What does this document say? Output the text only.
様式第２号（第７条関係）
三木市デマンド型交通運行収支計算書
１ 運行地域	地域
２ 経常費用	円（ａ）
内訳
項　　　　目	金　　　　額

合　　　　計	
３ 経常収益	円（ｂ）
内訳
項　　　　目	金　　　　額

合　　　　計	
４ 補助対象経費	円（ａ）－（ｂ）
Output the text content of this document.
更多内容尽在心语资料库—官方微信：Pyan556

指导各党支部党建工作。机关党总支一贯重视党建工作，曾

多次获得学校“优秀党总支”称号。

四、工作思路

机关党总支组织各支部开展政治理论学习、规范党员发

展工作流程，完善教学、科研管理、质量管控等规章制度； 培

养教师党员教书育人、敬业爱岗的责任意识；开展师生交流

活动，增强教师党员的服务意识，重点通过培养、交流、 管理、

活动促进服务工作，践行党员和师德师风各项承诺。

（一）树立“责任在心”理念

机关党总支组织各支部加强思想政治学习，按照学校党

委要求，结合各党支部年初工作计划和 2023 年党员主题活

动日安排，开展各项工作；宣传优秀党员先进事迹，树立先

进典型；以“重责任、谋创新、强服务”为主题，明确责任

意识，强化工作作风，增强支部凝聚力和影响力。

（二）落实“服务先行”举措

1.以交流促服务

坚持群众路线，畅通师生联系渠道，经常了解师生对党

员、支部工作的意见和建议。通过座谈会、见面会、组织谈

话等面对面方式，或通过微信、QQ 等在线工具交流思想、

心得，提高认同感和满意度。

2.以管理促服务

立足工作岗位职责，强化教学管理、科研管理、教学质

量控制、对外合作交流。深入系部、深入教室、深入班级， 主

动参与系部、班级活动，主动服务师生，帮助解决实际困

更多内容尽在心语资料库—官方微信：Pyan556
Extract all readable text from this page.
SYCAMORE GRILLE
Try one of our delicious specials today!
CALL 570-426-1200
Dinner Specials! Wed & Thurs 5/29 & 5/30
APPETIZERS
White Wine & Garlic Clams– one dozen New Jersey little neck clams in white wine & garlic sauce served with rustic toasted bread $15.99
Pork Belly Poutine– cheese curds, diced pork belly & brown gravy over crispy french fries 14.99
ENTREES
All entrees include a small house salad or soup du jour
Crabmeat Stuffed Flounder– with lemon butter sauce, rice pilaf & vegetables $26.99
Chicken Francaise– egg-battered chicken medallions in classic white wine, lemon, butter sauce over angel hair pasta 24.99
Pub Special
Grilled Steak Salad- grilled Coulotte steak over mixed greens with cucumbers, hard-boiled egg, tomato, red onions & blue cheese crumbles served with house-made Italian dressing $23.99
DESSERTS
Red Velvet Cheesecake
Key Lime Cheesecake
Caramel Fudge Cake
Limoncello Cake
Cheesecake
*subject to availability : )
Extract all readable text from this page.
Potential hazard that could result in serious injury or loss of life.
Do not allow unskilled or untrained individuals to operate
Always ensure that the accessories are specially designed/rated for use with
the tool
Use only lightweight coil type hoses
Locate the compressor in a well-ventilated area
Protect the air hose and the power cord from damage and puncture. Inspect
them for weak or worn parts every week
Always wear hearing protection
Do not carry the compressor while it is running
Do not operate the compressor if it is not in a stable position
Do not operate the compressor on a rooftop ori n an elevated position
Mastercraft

· · ·

- _The problem_
Generate an exact reproduction of all entries.

- _Complete response_
What does this document say? Output the text only.
様式第２号（第７条関係）
三木市デマンド型交通運行収支計算書
１ 運行地域	地域
２ 経常費用	円（ａ）
内訳
項　　　　目	金　　　　額

合　　　　計	
３ 経常収益	円（ｂ）
内訳
項　　　　目	金　　　　額

合　　　　計	
４ 補助対象経費	円（ａ）－（ｂ）
Output the text content of this document.
更多内容尽在心语资料库—官方微信：Pyan556

指导各党支部党建工作。机关党总支一贯重视党建工作，曾

多次获得学校“优秀党总支”称号。

四、工作思路

机关党总支组织各支部开展政治理论学习、规范党员发

展工作流程，完善教学、科研管理、质量管控等规章制度； 培

养教师党员教书育人、敬业爱岗的责任意识；开展师生交流

活动，增强教师党员的服务意识，重点通过培养、交流、 管理、

活动促进服务工作，践行党员和师德师风各项承诺。

（一）树立“责任在心”理念

机关党总支组织各支部加强思想政治学习，按照学校党

委要求，结合各党支部年初工作计划和 2023 年党员主题活

动日安排，开展各项工作；宣传优秀党员先进事迹，树立先

进典型；以“重责任、谋创新、强服务”为主题，明确责任

意识，强化工作作风，增强支部凝聚力和影响力。

（二）落实“服务先行”举措

1.以交流促服务

坚持群众路线，畅通师生联系渠道，经常了解师生对党

员、支部工作的意见和建议。通过座谈会、见面会、组织谈

话等面对面方式，或通过微信、QQ 等在线工具交流思想、

心得，提高认同感和满意度。

2.以管理促服务

立足工作岗位职责，强化教学管理、科研管理、教学质

量控制、对外合作交流。深入系部、深入教室、深入班级， 主

动参与系部、班级活动，主动服务师生，帮助解决实际困

更多内容尽在心语资料库—官方微信：Pyan556
Extract all readable text from this page.
SYCAMORE GRILLE
Try one of our delicious specials today!
CALL 570-426-1200
Dinner Specials! Wed & Thurs 5/29 & 5/30
APPETIZERS
White Wine & Garlic Clams– one dozen New Jersey little neck clams in white wine & garlic sauce served with rustic toasted bread $15.99
Pork Belly Poutine– cheese curds, diced pork belly & brown gravy over crispy french fries 14.99
ENTREES
All entrees include a small house salad or soup du jour
Crabmeat Stuffed Flounder– with lemon butter sauce, rice pilaf & vegetables $26.99
Chicken Francaise– egg-battered chicken medallions in classic white wine, lemon, butter sauce over angel hair pasta 24.99
Pub Special
Grilled Steak Salad- grilled Coulotte steak over mixed greens with cucumbers, hard-boiled egg, tomato, red onions & blue cheese crumbles served with house-made Italian dressing $23.99
DESSERTS
Red Velvet Cheesecake
Key Lime Cheesecake
Caramel Fudge Cake
Limoncello Cake
Cheesecake
*subject to availability : )
Extract all readable text from this page.
Potential hazard that could result in serious injury or loss of life.
Do not allow unskilled or untrained individuals to operate
Always ensure that the accessories are specially designed/rated for use with
the tool
Use only lightweight coil type hoses
Locate the compressor in a well-ventilated area
Protect the air hose and the power cord from damage and puncture. Inspect
them for weak or worn parts every week
Always wear hearing protection
Do not carry the compressor while it is running
Do not operate the compressor if it is not in a stable position
Do not operate the compressor on a rooftop ori n an elevated position
Mastercraft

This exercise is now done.